-- DATASET EXCERPTS start --
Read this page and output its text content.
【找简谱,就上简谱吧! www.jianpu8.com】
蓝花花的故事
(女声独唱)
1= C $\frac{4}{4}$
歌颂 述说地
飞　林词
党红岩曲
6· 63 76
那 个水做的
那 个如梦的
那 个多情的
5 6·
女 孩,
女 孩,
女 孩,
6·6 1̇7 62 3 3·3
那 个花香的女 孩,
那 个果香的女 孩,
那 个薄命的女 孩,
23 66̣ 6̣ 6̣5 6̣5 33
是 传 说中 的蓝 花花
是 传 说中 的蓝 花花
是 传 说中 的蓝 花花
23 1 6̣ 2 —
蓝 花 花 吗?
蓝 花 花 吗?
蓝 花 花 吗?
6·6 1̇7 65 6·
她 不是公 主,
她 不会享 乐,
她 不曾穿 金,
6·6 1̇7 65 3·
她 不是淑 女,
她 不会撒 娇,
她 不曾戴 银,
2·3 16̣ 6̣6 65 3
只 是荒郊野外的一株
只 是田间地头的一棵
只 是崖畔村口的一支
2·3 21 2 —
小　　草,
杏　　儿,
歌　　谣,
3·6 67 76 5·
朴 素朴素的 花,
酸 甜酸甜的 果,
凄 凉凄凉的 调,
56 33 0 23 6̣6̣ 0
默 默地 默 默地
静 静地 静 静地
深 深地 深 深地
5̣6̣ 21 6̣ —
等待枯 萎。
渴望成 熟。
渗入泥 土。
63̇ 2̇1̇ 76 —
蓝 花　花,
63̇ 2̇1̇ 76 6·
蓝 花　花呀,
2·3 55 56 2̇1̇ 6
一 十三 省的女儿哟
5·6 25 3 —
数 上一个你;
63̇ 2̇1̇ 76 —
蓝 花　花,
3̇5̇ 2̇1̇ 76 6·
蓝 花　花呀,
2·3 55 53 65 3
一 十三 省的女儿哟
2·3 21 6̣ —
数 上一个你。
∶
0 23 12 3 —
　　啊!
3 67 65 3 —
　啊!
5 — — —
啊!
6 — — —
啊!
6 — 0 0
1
-- DATASET EXCERPTS end --
WHAT NEEDS TO BE DONE:
Please copy out each record, character for character.

RESULT BELOW:
Read this page and output its text content.
【找简谱,就上简谱吧! www.jianpu8.com】
蓝花花的故事
(女声独唱)
1= C $\frac{4}{4}$
歌颂 述说地
飞　林词
党红岩曲
6· 63 76
那 个水做的
那 个如梦的
那 个多情的
5 6·
女 孩,
女 孩,
女 孩,
6·6 1̇7 62 3 3·3
那 个花香的女 孩,
那 个果香的女 孩,
那 个薄命的女 孩,
23 66̣ 6̣ 6̣5 6̣5 33
是 传 说中 的蓝 花花
是 传 说中 的蓝 花花
是 传 说中 的蓝 花花
23 1 6̣ 2 —
蓝 花 花 吗?
蓝 花 花 吗?
蓝 花 花 吗?
6·6 1̇7 65 6·
她 不是公 主,
她 不会享 乐,
她 不曾穿 金,
6·6 1̇7 65 3·
她 不是淑 女,
她 不会撒 娇,
她 不曾戴 银,
2·3 16̣ 6̣6 65 3
只 是荒郊野外的一株
只 是田间地头的一棵
只 是崖畔村口的一支
2·3 21 2 —
小　　草,
杏　　儿,
歌　　谣,
3·6 67 76 5·
朴 素朴素的 花,
酸 甜酸甜的 果,
凄 凉凄凉的 调,
56 33 0 23 6̣6̣ 0
默 默地 默 默地
静 静地 静 静地
深 深地 深 深地
5̣6̣ 21 6̣ —
等待枯 萎。
渴望成 熟。
渗入泥 土。
63̇ 2̇1̇ 76 —
蓝 花　花,
63̇ 2̇1̇ 76 6·
蓝 花　花呀,
2·3 55 56 2̇1̇ 6
一 十三 省的女儿哟
5·6 25 3 —
数 上一个你;
63̇ 2̇1̇ 76 —
蓝 花　花,
3̇5̇ 2̇1̇ 76 6·
蓝 花　花呀,
2·3 55 53 65 3
一 十三 省的女儿哟
2·3 21 6̣ —
数 上一个你。
∶
0 23 12 3 —
　　啊!
3 67 65 3 —
　啊!
5 — — —
啊!
6 — — —
啊!
6 — 0 0
1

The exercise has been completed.